» **Request**:
Without altering anything, repeat each of the records.

Stored entries
======

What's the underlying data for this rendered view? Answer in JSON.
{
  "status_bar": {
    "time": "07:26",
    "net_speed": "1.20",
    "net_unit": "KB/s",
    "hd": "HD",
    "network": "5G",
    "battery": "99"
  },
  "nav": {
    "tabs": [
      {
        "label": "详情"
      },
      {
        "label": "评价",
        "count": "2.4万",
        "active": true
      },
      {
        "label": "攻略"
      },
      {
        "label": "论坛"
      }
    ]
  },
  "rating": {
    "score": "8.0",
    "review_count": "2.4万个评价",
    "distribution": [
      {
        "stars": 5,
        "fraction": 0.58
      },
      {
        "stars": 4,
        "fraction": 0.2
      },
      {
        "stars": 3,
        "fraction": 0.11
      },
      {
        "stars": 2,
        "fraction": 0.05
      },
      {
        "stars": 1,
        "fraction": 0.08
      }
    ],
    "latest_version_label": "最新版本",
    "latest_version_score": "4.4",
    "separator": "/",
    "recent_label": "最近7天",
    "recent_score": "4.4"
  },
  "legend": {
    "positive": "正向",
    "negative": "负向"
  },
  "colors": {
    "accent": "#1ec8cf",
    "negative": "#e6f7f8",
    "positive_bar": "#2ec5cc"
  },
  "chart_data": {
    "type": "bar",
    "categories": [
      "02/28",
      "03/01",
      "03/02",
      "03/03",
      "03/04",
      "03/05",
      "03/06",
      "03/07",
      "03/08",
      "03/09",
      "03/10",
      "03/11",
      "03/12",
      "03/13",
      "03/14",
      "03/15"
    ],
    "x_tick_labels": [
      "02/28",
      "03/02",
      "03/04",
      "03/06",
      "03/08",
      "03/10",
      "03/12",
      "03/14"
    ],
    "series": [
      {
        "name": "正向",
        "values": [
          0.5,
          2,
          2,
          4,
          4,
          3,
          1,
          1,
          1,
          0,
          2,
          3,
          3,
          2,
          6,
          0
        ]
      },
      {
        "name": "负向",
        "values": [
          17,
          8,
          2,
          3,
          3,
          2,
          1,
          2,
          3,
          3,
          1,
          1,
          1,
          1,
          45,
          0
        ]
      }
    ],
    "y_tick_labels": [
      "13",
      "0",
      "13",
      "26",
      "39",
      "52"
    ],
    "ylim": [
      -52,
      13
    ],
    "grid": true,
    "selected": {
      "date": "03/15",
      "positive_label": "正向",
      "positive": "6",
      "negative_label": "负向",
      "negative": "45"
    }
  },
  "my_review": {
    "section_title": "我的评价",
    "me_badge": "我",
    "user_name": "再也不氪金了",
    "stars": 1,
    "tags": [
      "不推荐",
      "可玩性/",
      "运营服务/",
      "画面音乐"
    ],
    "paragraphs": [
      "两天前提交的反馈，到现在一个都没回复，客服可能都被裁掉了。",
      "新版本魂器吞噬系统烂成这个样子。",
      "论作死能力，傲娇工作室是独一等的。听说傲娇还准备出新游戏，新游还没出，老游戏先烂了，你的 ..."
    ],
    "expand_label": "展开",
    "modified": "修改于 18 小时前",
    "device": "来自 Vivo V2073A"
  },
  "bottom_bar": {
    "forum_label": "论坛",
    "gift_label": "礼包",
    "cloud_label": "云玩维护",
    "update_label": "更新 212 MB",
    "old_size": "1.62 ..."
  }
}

======

» **Full answer**:
What's the underlying data for this rendered view? Answer in JSON.
{
  "status_bar": {
    "time": "07:26",
    "net_speed": "1.20",
    "net_unit": "KB/s",
    "hd": "HD",
    "network": "5G",
    "battery": "99"
  },
  "nav": {
    "tabs": [
      {
        "label": "详情"
      },
      {
        "label": "评价",
        "count": "2.4万",
        "active": true
      },
      {
        "label": "攻略"
      },
      {
        "label": "论坛"
      }
    ]
  },
  "rating": {
    "score": "8.0",
    "review_count": "2.4万个评价",
    "distribution": [
      {
        "stars": 5,
        "fraction": 0.58
      },
      {
        "stars": 4,
        "fraction": 0.2
      },
      {
        "stars": 3,
        "fraction": 0.11
      },
      {
        "stars": 2,
        "fraction": 0.05
      },
      {
        "stars": 1,
        "fraction": 0.08
      }
    ],
    "latest_version_label": "最新版本",
    "latest_version_score": "4.4",
    "separator": "/",
    "recent_label": "最近7天",
    "recent_score": "4.4"
  },
  "legend": {
    "positive": "正向",
    "negative": "负向"
  },
  "colors": {
    "accent": "#1ec8cf",
    "negative": "#e6f7f8",
    "positive_bar": "#2ec5cc"
  },
  "chart_data": {
    "type": "bar",
    "categories": [
      "02/28",
      "03/01",
      "03/02",
      "03/03",
      "03/04",
      "03/05",
      "03/06",
      "03/07",
      "03/08",
      "03/09",
      "03/10",
      "03/11",
      "03/12",
      "03/13",
      "03/14",
      "03/15"
    ],
    "x_tick_labels": [
      "02/28",
      "03/02",
      "03/04",
      "03/06",
      "03/08",
      "03/10",
      "03/12",
      "03/14"
    ],
    "series": [
      {
        "name": "正向",
        "values": [
          0.5,
          2,
          2,
          4,
          4,
          3,
          1,
          1,
          1,
          0,
          2,
          3,
          3,
          2,
          6,
          0
        ]
      },
      {
        "name": "负向",
        "values": [
          17,
          8,
          2,
          3,
          3,
          2,
          1,
          2,
          3,
          3,
          1,
          1,
          1,
          1,
          45,
          0
        ]
      }
    ],
    "y_tick_labels": [
      "13",
      "0",
      "13",
      "26",
      "39",
      "52"
    ],
    "ylim": [
      -52,
      13
    ],
    "grid": true,
    "selected": {
      "date": "03/15",
      "positive_label": "正向",
      "positive": "6",
      "negative_label": "负向",
      "negative": "45"
    }
  },
  "my_review": {
    "section_title": "我的评价",
    "me_badge": "我",
    "user_name": "再也不氪金了",
    "stars": 1,
    "tags": [
      "不推荐",
      "可玩性/",
      "运营服务/",
      "画面音乐"
    ],
    "paragraphs": [
      "两天前提交的反馈，到现在一个都没回复，客服可能都被裁掉了。",
      "新版本魂器吞噬系统烂成这个样子。",
      "论作死能力，傲娇工作室是独一等的。听说傲娇还准备出新游戏，新游还没出，老游戏先烂了，你的 ..."
    ],
    "expand_label": "展开",
    "modified": "修改于 18 小时前",
    "device": "来自 Vivo V2073A"
  },
  "bottom_bar": {
    "forum_label": "论坛",
    "gift_label": "礼包",
    "cloud_label": "云玩维护",
    "update_label": "更新 212 MB",
    "old_size": "1.62 ..."
  }
}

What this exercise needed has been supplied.